> _PROBLEM TO WORK ON_
Reproduce the listing below, switching every "En stock" to "In stock" and changing nothing else. Leave the pictures out of your answer.

---------- DATA RECORDS ----------

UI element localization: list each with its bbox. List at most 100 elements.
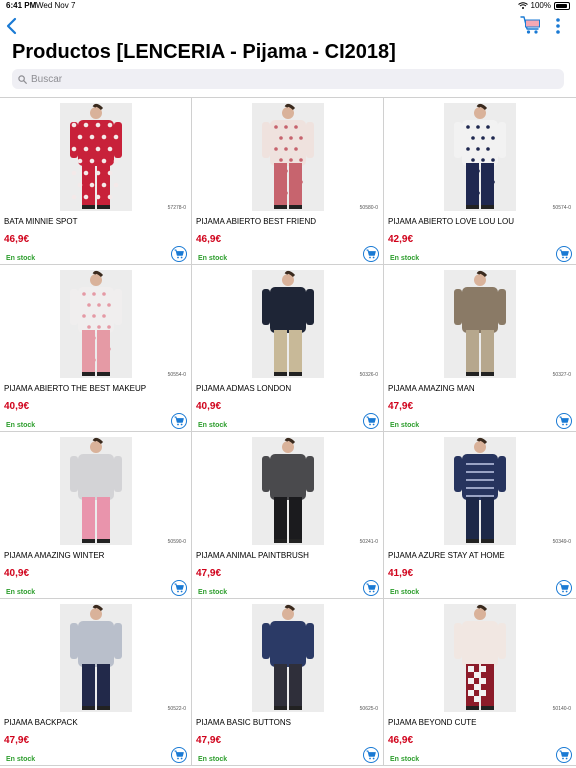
product-image[interactable] [444, 604, 516, 712]
product-card[interactable]: 50349-0 PIJAMA AZURE STAY AT HOME 41,9€ … [384, 432, 576, 599]
product-image[interactable] [60, 270, 132, 378]
stock-status: En stock [390, 422, 420, 429]
page-title: Productos [LENCERIA - Pijama - CI2018] [12, 41, 396, 63]
product-name: PIJAMA AZURE STAY AT HOME [388, 551, 505, 560]
product-card[interactable]: 50554-0 PIJAMA ABIERTO THE BEST MAKEUP 4… [0, 265, 192, 432]
product-reference: 50326-0 [359, 372, 378, 378]
product-reference: 50522-0 [167, 706, 186, 712]
product-reference: 50574-0 [552, 205, 571, 211]
product-name: PIJAMA ABIERTO LOVE LOU LOU [388, 217, 514, 226]
add-to-cart-button[interactable] [363, 413, 379, 429]
cart-icon [174, 249, 184, 259]
stock-status: En stock [198, 422, 228, 429]
product-price: 47,9€ [4, 735, 30, 746]
product-price: 46,9€ [196, 234, 222, 245]
product-reference: 50327-0 [552, 372, 571, 378]
product-card[interactable]: 50326-0 PIJAMA ADMAS LONDON 40,9€ En sto… [192, 265, 384, 432]
search-input[interactable] [31, 73, 531, 85]
product-image[interactable] [444, 270, 516, 378]
add-to-cart-button[interactable] [171, 413, 187, 429]
add-to-cart-button[interactable] [556, 747, 572, 763]
product-price: 47,9€ [196, 735, 222, 746]
product-image[interactable] [444, 437, 516, 545]
product-card[interactable]: 50140-0 PIJAMA BEYOND CUTE 46,9€ En stoc… [384, 599, 576, 766]
product-price: 47,9€ [388, 401, 414, 412]
stock-status: En stock [390, 589, 420, 596]
product-reference: 50590-0 [167, 539, 186, 545]
product-reference: 50349-0 [552, 539, 571, 545]
product-price: 46,9€ [388, 735, 414, 746]
battery-icon [554, 1, 570, 10]
stock-status: En stock [6, 422, 36, 429]
product-name: PIJAMA BACKPACK [4, 718, 78, 727]
add-to-cart-button[interactable] [171, 580, 187, 596]
stock-status: En stock [6, 589, 36, 596]
product-name: PIJAMA AMAZING WINTER [4, 551, 105, 560]
cart-icon [366, 583, 376, 593]
product-card[interactable]: 50580-0 PIJAMA ABIERTO BEST FRIEND 46,9€… [192, 98, 384, 265]
product-price: 41,9€ [388, 568, 414, 579]
stock-status: En stock [6, 255, 36, 262]
product-name: PIJAMA ABIERTO THE BEST MAKEUP [4, 384, 147, 393]
product-image[interactable] [252, 437, 324, 545]
add-to-cart-button[interactable] [363, 747, 379, 763]
product-reference: 57278-0 [167, 205, 186, 211]
product-reference: 50140-0 [552, 706, 571, 712]
status-bar: 6:41 PM Wed Nov 7 100% [0, 0, 576, 12]
stock-status: En stock [390, 756, 420, 763]
more-vertical-icon [556, 18, 560, 34]
more-options-button[interactable] [550, 16, 566, 36]
product-card[interactable]: 50327-0 PIJAMA AMAZING MAN 47,9€ En stoc… [384, 265, 576, 432]
stock-status: En stock [6, 756, 36, 763]
product-image[interactable] [252, 604, 324, 712]
product-card[interactable]: 50590-0 PIJAMA AMAZING WINTER 40,9€ En s… [0, 432, 192, 599]
cart-icon [366, 249, 376, 259]
product-name: PIJAMA BASIC BUTTONS [196, 718, 291, 727]
product-image[interactable] [60, 103, 132, 211]
cart-icon [174, 416, 184, 426]
stock-status: En stock [198, 756, 228, 763]
product-card[interactable]: 50241-0 PIJAMA ANIMAL PAINTBRUSH 47,9€ E… [192, 432, 384, 599]
cart-icon [559, 416, 569, 426]
product-card[interactable]: 57278-0 BATA MINNIE SPOT 46,9€ En stock [0, 98, 192, 265]
cart-icon [559, 249, 569, 259]
product-card[interactable]: 50522-0 PIJAMA BACKPACK 47,9€ En stock [0, 599, 192, 766]
product-name: PIJAMA BEYOND CUTE [388, 718, 477, 727]
product-reference: 50554-0 [167, 372, 186, 378]
product-reference: 50241-0 [359, 539, 378, 545]
product-price: 40,9€ [4, 401, 30, 412]
add-to-cart-button[interactable] [556, 580, 572, 596]
product-name: PIJAMA ABIERTO BEST FRIEND [196, 217, 317, 226]
add-to-cart-button[interactable] [556, 246, 572, 262]
product-reference: 50625-0 [359, 706, 378, 712]
add-to-cart-button[interactable] [363, 246, 379, 262]
add-to-cart-button[interactable] [171, 747, 187, 763]
product-price: 40,9€ [196, 401, 222, 412]
product-name: PIJAMA ANIMAL PAINTBRUSH [196, 551, 309, 560]
product-image[interactable] [252, 270, 324, 378]
product-price: 46,9€ [4, 234, 30, 245]
cart-icon [174, 583, 184, 593]
product-image[interactable] [60, 437, 132, 545]
stock-status: En stock [198, 255, 228, 262]
product-card[interactable]: 50574-0 PIJAMA ABIERTO LOVE LOU LOU 42,9… [384, 98, 576, 265]
status-date: Wed Nov 7 [36, 1, 76, 10]
stock-status: En stock [390, 255, 420, 262]
back-button[interactable] [4, 16, 20, 36]
shopping-cart-icon [520, 16, 540, 34]
battery-percent: 100% [530, 1, 551, 10]
add-to-cart-button[interactable] [556, 413, 572, 429]
product-image[interactable] [60, 604, 132, 712]
search-icon [18, 74, 27, 84]
search-bar[interactable] [12, 69, 564, 89]
product-image[interactable] [444, 103, 516, 211]
product-card[interactable]: 50625-0 PIJAMA BASIC BUTTONS 47,9€ En st… [192, 599, 384, 766]
cart-button[interactable] [520, 14, 542, 36]
product-price: 47,9€ [196, 568, 222, 579]
add-to-cart-button[interactable] [363, 580, 379, 596]
add-to-cart-button[interactable] [171, 246, 187, 262]
wifi-icon [517, 2, 528, 9]
product-price: 42,9€ [388, 234, 414, 245]
stock-status: En stock [198, 589, 228, 596]
product-image[interactable] [252, 103, 324, 211]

----------

> _EXPECTED ANSWER_
UI element localization: list each with its bbox. List at most 100 elements.
product-image[interactable] [444, 604, 516, 712]
product-card[interactable]: 50349-0 PIJAMA AZURE STAY AT HOME 41,9€ … [384, 432, 576, 599]
product-image[interactable] [60, 270, 132, 378]
stock-status: In stock [390, 422, 420, 429]
page-title: Productos [LENCERIA - Pijama - CI2018] [12, 41, 396, 63]
product-name: PIJAMA AZURE STAY AT HOME [388, 551, 505, 560]
product-card[interactable]: 50554-0 PIJAMA ABIERTO THE BEST MAKEUP 4… [0, 265, 192, 432]
product-reference: 50326-0 [359, 372, 378, 378]
product-reference: 50522-0 [167, 706, 186, 712]
product-reference: 50574-0 [552, 205, 571, 211]
product-name: PIJAMA ABIERTO LOVE LOU LOU [388, 217, 514, 226]
add-to-cart-button[interactable] [363, 413, 379, 429]
cart-icon [174, 249, 184, 259]
stock-status: In stock [198, 422, 228, 429]
product-price: 47,9€ [4, 735, 30, 746]
product-price: 46,9€ [196, 234, 222, 245]
product-reference: 50327-0 [552, 372, 571, 378]
product-card[interactable]: 50326-0 PIJAMA ADMAS LONDON 40,9€ En sto… [192, 265, 384, 432]
search-input[interactable] [31, 73, 531, 85]
product-image[interactable] [444, 270, 516, 378]
add-to-cart-button[interactable] [171, 413, 187, 429]
add-to-cart-button[interactable] [556, 747, 572, 763]
product-price: 47,9€ [196, 735, 222, 746]
product-image[interactable] [444, 437, 516, 545]
product-card[interactable]: 50140-0 PIJAMA BEYOND CUTE 46,9€ En stoc… [384, 599, 576, 766]
product-price: 47,9€ [388, 401, 414, 412]
stock-status: In stock [390, 589, 420, 596]
product-reference: 50590-0 [167, 539, 186, 545]
product-reference: 50349-0 [552, 539, 571, 545]
product-price: 46,9€ [388, 735, 414, 746]
battery-icon [554, 1, 570, 10]
stock-status: In stock [6, 422, 36, 429]
product-name: PIJAMA BACKPACK [4, 718, 78, 727]
add-to-cart-button[interactable] [171, 580, 187, 596]
stock-status: In stock [6, 589, 36, 596]
product-name: PIJAMA AMAZING WINTER [4, 551, 105, 560]
cart-icon [366, 583, 376, 593]
product-card[interactable]: 50580-0 PIJAMA ABIERTO BEST FRIEND 46,9€… [192, 98, 384, 265]
product-price: 41,9€ [388, 568, 414, 579]
stock-status: In stock [6, 255, 36, 262]
product-name: PIJAMA ABIERTO THE BEST MAKEUP [4, 384, 147, 393]
product-image[interactable] [252, 437, 324, 545]
add-to-cart-button[interactable] [363, 747, 379, 763]
product-reference: 57278-0 [167, 205, 186, 211]
product-reference: 50140-0 [552, 706, 571, 712]
status-bar: 6:41 PM Wed Nov 7 100% [0, 0, 576, 12]
stock-status: In stock [390, 756, 420, 763]
more-vertical-icon [556, 18, 560, 34]
more-options-button[interactable] [550, 16, 566, 36]
product-card[interactable]: 50327-0 PIJAMA AMAZING MAN 47,9€ En stoc… [384, 265, 576, 432]
stock-status: In stock [6, 756, 36, 763]
product-image[interactable] [252, 604, 324, 712]
product-card[interactable]: 50590-0 PIJAMA AMAZING WINTER 40,9€ En s… [0, 432, 192, 599]
cart-icon [366, 249, 376, 259]
product-name: PIJAMA BASIC BUTTONS [196, 718, 291, 727]
product-image[interactable] [60, 103, 132, 211]
cart-icon [174, 416, 184, 426]
stock-status: In stock [198, 756, 228, 763]
product-card[interactable]: 50241-0 PIJAMA ANIMAL PAINTBRUSH 47,9€ E… [192, 432, 384, 599]
cart-icon [559, 416, 569, 426]
product-card[interactable]: 57278-0 BATA MINNIE SPOT 46,9€ In stock [0, 98, 192, 265]
cart-icon [559, 249, 569, 259]
product-card[interactable]: 50522-0 PIJAMA BACKPACK 47,9€ In stock [0, 599, 192, 766]
product-name: PIJAMA BEYOND CUTE [388, 718, 477, 727]
product-reference: 50554-0 [167, 372, 186, 378]
product-reference: 50241-0 [359, 539, 378, 545]
product-price: 40,9€ [4, 401, 30, 412]
add-to-cart-button[interactable] [556, 580, 572, 596]
product-name: PIJAMA ABIERTO BEST FRIEND [196, 217, 317, 226]
add-to-cart-button[interactable] [556, 246, 572, 262]
product-reference: 50625-0 [359, 706, 378, 712]
add-to-cart-button[interactable] [363, 246, 379, 262]
add-to-cart-button[interactable] [171, 747, 187, 763]
product-price: 40,9€ [196, 401, 222, 412]
product-name: PIJAMA ANIMAL PAINTBRUSH [196, 551, 309, 560]
product-image[interactable] [252, 270, 324, 378]
product-price: 46,9€ [4, 234, 30, 245]
cart-icon [174, 583, 184, 593]
product-image[interactable] [60, 437, 132, 545]
stock-status: In stock [198, 255, 228, 262]
product-card[interactable]: 50574-0 PIJAMA ABIERTO LOVE LOU LOU 42,9… [384, 98, 576, 265]
status-date: Wed Nov 7 [36, 1, 76, 10]
stock-status: In stock [390, 255, 420, 262]
back-button[interactable] [4, 16, 20, 36]
shopping-cart-icon [520, 16, 540, 34]
battery-percent: 100% [530, 1, 551, 10]
add-to-cart-button[interactable] [556, 413, 572, 429]
product-image[interactable] [60, 604, 132, 712]
search-icon [18, 74, 27, 84]
search-bar[interactable] [12, 69, 564, 89]
product-image[interactable] [444, 103, 516, 211]
product-card[interactable]: 50625-0 PIJAMA BASIC BUTTONS 47,9€ En st… [192, 599, 384, 766]
cart-button[interactable] [520, 14, 542, 36]
product-price: 47,9€ [196, 568, 222, 579]
add-to-cart-button[interactable] [363, 580, 379, 596]
add-to-cart-button[interactable] [171, 246, 187, 262]
wifi-icon [517, 2, 528, 9]
product-price: 42,9€ [388, 234, 414, 245]
stock-status: In stock [198, 589, 228, 596]
product-image[interactable] [252, 103, 324, 211]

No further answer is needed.